## Work required:
Copy the data below exactly, omitting any picture it contains.

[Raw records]
---

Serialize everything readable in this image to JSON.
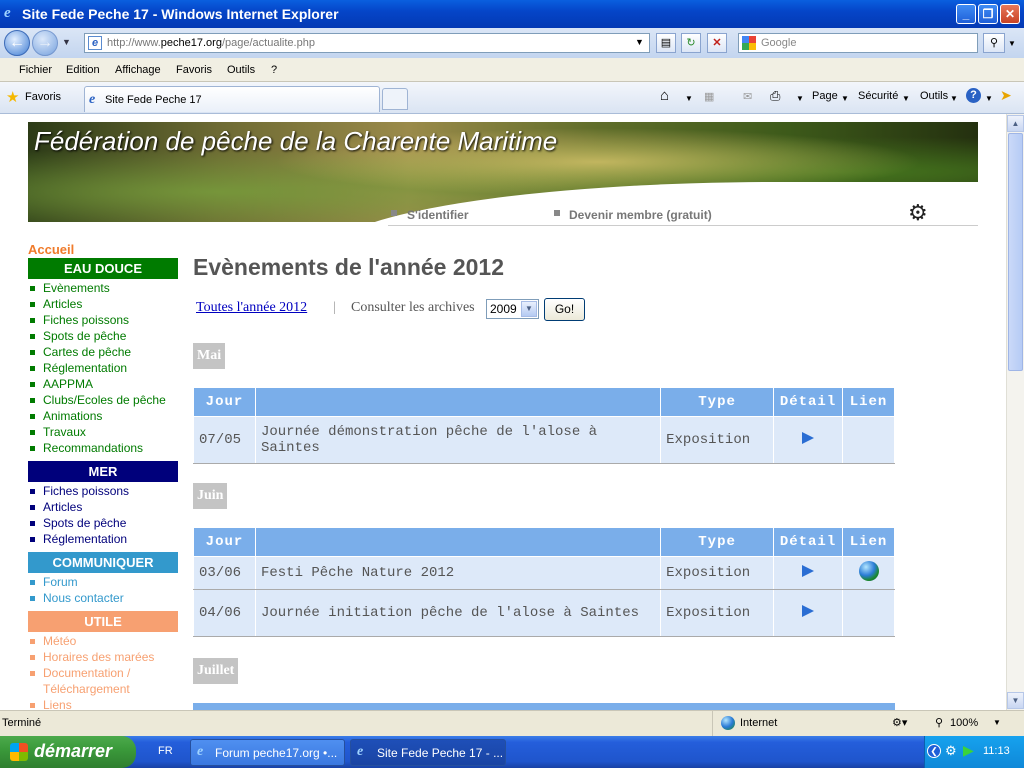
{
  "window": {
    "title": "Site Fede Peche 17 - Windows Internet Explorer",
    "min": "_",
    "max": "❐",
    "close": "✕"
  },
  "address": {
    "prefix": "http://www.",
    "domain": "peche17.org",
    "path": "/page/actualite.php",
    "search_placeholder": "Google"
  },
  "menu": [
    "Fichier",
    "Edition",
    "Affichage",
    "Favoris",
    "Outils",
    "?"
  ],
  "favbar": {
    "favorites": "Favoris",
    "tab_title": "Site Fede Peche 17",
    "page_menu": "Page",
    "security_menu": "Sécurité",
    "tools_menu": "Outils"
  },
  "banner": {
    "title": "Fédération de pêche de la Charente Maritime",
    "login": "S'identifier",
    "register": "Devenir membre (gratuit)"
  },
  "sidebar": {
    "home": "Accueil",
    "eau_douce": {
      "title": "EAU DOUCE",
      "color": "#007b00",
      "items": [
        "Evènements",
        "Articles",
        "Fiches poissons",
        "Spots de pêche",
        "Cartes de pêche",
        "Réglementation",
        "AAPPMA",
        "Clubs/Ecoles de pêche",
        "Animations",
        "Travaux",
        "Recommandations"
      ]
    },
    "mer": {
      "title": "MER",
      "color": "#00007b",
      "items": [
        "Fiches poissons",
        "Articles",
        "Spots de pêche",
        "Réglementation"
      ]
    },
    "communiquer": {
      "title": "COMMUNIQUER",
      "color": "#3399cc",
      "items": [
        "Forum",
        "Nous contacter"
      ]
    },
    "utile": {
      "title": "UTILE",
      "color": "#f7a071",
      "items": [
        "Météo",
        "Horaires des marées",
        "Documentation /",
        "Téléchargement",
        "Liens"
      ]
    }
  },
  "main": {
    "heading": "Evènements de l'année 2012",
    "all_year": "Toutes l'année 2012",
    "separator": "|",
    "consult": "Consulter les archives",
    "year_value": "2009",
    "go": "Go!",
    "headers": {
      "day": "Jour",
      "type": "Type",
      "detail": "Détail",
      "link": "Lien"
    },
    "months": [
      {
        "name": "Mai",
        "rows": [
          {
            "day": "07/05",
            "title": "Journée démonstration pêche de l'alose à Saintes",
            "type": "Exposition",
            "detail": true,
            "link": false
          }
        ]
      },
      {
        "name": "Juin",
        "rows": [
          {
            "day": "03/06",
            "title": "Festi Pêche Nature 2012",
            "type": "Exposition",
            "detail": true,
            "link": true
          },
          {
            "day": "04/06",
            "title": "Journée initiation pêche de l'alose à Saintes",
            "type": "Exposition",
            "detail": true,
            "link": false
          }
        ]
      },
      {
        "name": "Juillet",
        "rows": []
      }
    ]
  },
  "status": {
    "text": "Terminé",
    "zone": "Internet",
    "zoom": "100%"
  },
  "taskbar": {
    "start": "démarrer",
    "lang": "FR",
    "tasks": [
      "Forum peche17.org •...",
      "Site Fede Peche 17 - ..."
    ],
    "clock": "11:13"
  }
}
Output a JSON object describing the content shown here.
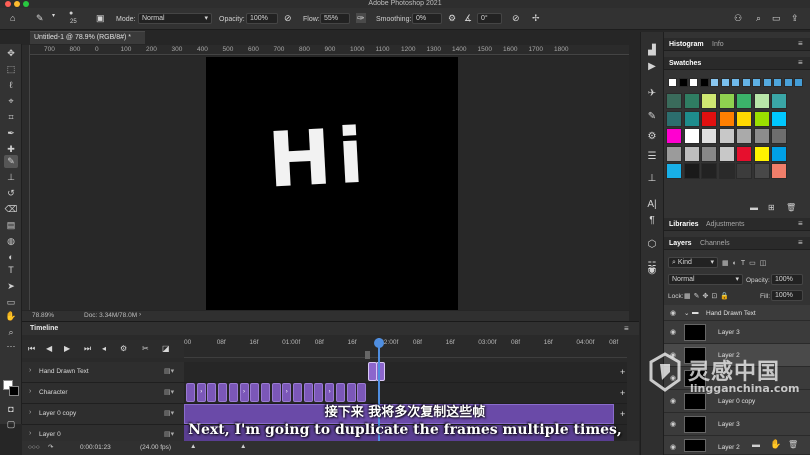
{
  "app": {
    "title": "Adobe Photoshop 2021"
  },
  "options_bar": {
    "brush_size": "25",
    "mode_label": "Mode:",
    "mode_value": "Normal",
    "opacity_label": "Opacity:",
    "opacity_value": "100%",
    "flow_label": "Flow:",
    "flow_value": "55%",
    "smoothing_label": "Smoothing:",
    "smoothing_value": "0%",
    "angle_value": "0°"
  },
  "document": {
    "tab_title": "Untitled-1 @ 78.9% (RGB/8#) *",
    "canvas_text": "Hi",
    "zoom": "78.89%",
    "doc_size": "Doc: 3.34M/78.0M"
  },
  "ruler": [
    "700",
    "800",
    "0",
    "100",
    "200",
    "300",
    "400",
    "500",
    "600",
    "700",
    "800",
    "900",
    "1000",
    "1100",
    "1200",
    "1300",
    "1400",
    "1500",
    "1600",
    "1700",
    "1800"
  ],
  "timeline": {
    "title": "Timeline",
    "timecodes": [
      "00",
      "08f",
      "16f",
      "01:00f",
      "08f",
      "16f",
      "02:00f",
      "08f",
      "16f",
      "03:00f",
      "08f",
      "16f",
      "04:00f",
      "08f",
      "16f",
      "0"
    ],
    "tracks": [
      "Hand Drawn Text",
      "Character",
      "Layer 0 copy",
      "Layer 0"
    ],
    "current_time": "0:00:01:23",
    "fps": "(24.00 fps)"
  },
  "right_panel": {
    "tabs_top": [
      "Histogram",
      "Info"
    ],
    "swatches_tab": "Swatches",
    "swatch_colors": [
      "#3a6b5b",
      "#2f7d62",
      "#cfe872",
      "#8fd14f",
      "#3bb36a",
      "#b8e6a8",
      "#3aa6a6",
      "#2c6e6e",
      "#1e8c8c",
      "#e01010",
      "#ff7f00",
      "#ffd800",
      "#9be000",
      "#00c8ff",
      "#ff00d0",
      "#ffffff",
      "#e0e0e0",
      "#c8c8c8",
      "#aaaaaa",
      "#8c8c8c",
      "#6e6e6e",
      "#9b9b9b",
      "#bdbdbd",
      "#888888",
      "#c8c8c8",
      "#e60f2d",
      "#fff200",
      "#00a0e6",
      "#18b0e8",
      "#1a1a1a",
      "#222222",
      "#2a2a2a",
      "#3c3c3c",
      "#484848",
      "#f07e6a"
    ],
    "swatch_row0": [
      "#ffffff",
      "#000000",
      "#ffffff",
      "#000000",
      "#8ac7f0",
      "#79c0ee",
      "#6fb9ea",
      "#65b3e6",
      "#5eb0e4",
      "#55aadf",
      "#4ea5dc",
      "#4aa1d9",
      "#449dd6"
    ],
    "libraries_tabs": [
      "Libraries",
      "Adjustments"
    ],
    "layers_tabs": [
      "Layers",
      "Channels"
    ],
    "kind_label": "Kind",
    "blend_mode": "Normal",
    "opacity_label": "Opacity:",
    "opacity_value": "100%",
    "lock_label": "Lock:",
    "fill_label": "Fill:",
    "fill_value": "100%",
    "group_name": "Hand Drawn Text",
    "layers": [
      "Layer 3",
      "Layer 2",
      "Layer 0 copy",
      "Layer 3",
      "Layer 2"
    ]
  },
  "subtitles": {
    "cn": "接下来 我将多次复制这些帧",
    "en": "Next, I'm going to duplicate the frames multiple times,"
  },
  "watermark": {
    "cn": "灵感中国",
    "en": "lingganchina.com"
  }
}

---

## Response to the exercise:
Serialize everything readable in this image to JSON.
{
  "window": {
    "title": "Site Fede Peche 17 - Windows Internet Explorer",
    "min": "_",
    "max": "❐",
    "close": "✕"
  },
  "address": {
    "prefix": "http://www.",
    "domain": "peche17.org",
    "path": "/page/actualite.php",
    "search_placeholder": "Google"
  },
  "menu": [
    "Fichier",
    "Edition",
    "Affichage",
    "Favoris",
    "Outils",
    "?"
  ],
  "favbar": {
    "favorites": "Favoris",
    "tab_title": "Site Fede Peche 17",
    "page_menu": "Page",
    "security_menu": "Sécurité",
    "tools_menu": "Outils"
  },
  "banner": {
    "title": "Fédération de pêche de la Charente Maritime",
    "login": "S'identifier",
    "register": "Devenir membre (gratuit)"
  },
  "sidebar": {
    "home": "Accueil",
    "eau_douce": {
      "title": "EAU DOUCE",
      "color": "#007b00",
      "items": [
        "Evènements",
        "Articles",
        "Fiches poissons",
        "Spots de pêche",
        "Cartes de pêche",
        "Réglementation",
        "AAPPMA",
        "Clubs/Ecoles de pêche",
        "Animations",
        "Travaux",
        "Recommandations"
      ]
    },
    "mer": {
      "title": "MER",
      "color": "#00007b",
      "items": [
        "Fiches poissons",
        "Articles",
        "Spots de pêche",
        "Réglementation"
      ]
    },
    "communiquer": {
      "title": "COMMUNIQUER",
      "color": "#3399cc",
      "items": [
        "Forum",
        "Nous contacter"
      ]
    },
    "utile": {
      "title": "UTILE",
      "color": "#f7a071",
      "items": [
        "Météo",
        "Horaires des marées",
        "Documentation /",
        "Téléchargement",
        "Liens"
      ]
    }
  },
  "main": {
    "heading": "Evènements de l'année 2012",
    "all_year": "Toutes l'année 2012",
    "separator": "|",
    "consult": "Consulter les archives",
    "year_value": "2009",
    "go": "Go!",
    "headers": {
      "day": "Jour",
      "type": "Type",
      "detail": "Détail",
      "link": "Lien"
    },
    "months": [
      {
        "name": "Mai",
        "rows": [
          {
            "day": "07/05",
            "title": "Journée démonstration pêche de l'alose à Saintes",
            "type": "Exposition",
            "detail": true,
            "link": false
          }
        ]
      },
      {
        "name": "Juin",
        "rows": [
          {
            "day": "03/06",
            "title": "Festi Pêche Nature 2012",
            "type": "Exposition",
            "detail": true,
            "link": true
          },
          {
            "day": "04/06",
            "title": "Journée initiation pêche de l'alose à Saintes",
            "type": "Exposition",
            "detail": true,
            "link": false
          }
        ]
      },
      {
        "name": "Juillet",
        "rows": []
      }
    ]
  },
  "status": {
    "text": "Terminé",
    "zone": "Internet",
    "zoom": "100%"
  },
  "taskbar": {
    "start": "démarrer",
    "lang": "FR",
    "tasks": [
      "Forum peche17.org •...",
      "Site Fede Peche 17 - ..."
    ],
    "clock": "11:13"
  }
}
Output a JSON object describing the content shown here.
{
  "app": {
    "title": "Adobe Photoshop 2021"
  },
  "options_bar": {
    "brush_size": "25",
    "mode_label": "Mode:",
    "mode_value": "Normal",
    "opacity_label": "Opacity:",
    "opacity_value": "100%",
    "flow_label": "Flow:",
    "flow_value": "55%",
    "smoothing_label": "Smoothing:",
    "smoothing_value": "0%",
    "angle_value": "0°"
  },
  "document": {
    "tab_title": "Untitled-1 @ 78.9% (RGB/8#) *",
    "canvas_text": "Hi",
    "zoom": "78.89%",
    "doc_size": "Doc: 3.34M/78.0M"
  },
  "ruler": [
    "700",
    "800",
    "0",
    "100",
    "200",
    "300",
    "400",
    "500",
    "600",
    "700",
    "800",
    "900",
    "1000",
    "1100",
    "1200",
    "1300",
    "1400",
    "1500",
    "1600",
    "1700",
    "1800"
  ],
  "timeline": {
    "title": "Timeline",
    "timecodes": [
      "00",
      "08f",
      "16f",
      "01:00f",
      "08f",
      "16f",
      "02:00f",
      "08f",
      "16f",
      "03:00f",
      "08f",
      "16f",
      "04:00f",
      "08f",
      "16f",
      "0"
    ],
    "tracks": [
      "Hand Drawn Text",
      "Character",
      "Layer 0 copy",
      "Layer 0"
    ],
    "current_time": "0:00:01:23",
    "fps": "(24.00 fps)"
  },
  "right_panel": {
    "tabs_top": [
      "Histogram",
      "Info"
    ],
    "swatches_tab": "Swatches",
    "swatch_colors": [
      "#3a6b5b",
      "#2f7d62",
      "#cfe872",
      "#8fd14f",
      "#3bb36a",
      "#b8e6a8",
      "#3aa6a6",
      "#2c6e6e",
      "#1e8c8c",
      "#e01010",
      "#ff7f00",
      "#ffd800",
      "#9be000",
      "#00c8ff",
      "#ff00d0",
      "#ffffff",
      "#e0e0e0",
      "#c8c8c8",
      "#aaaaaa",
      "#8c8c8c",
      "#6e6e6e",
      "#9b9b9b",
      "#bdbdbd",
      "#888888",
      "#c8c8c8",
      "#e60f2d",
      "#fff200",
      "#00a0e6",
      "#18b0e8",
      "#1a1a1a",
      "#222222",
      "#2a2a2a",
      "#3c3c3c",
      "#484848",
      "#f07e6a"
    ],
    "swatch_row0": [
      "#ffffff",
      "#000000",
      "#ffffff",
      "#000000",
      "#8ac7f0",
      "#79c0ee",
      "#6fb9ea",
      "#65b3e6",
      "#5eb0e4",
      "#55aadf",
      "#4ea5dc",
      "#4aa1d9",
      "#449dd6"
    ],
    "libraries_tabs": [
      "Libraries",
      "Adjustments"
    ],
    "layers_tabs": [
      "Layers",
      "Channels"
    ],
    "kind_label": "Kind",
    "blend_mode": "Normal",
    "opacity_label": "Opacity:",
    "opacity_value": "100%",
    "lock_label": "Lock:",
    "fill_label": "Fill:",
    "fill_value": "100%",
    "group_name": "Hand Drawn Text",
    "layers": [
      "Layer 3",
      "Layer 2",
      "Layer 0 copy",
      "Layer 3",
      "Layer 2"
    ]
  },
  "subtitles": {
    "cn": "接下来 我将多次复制这些帧",
    "en": "Next, I'm going to duplicate the frames multiple times,"
  },
  "watermark": {
    "cn": "灵感中国",
    "en": "lingganchina.com"
  }
}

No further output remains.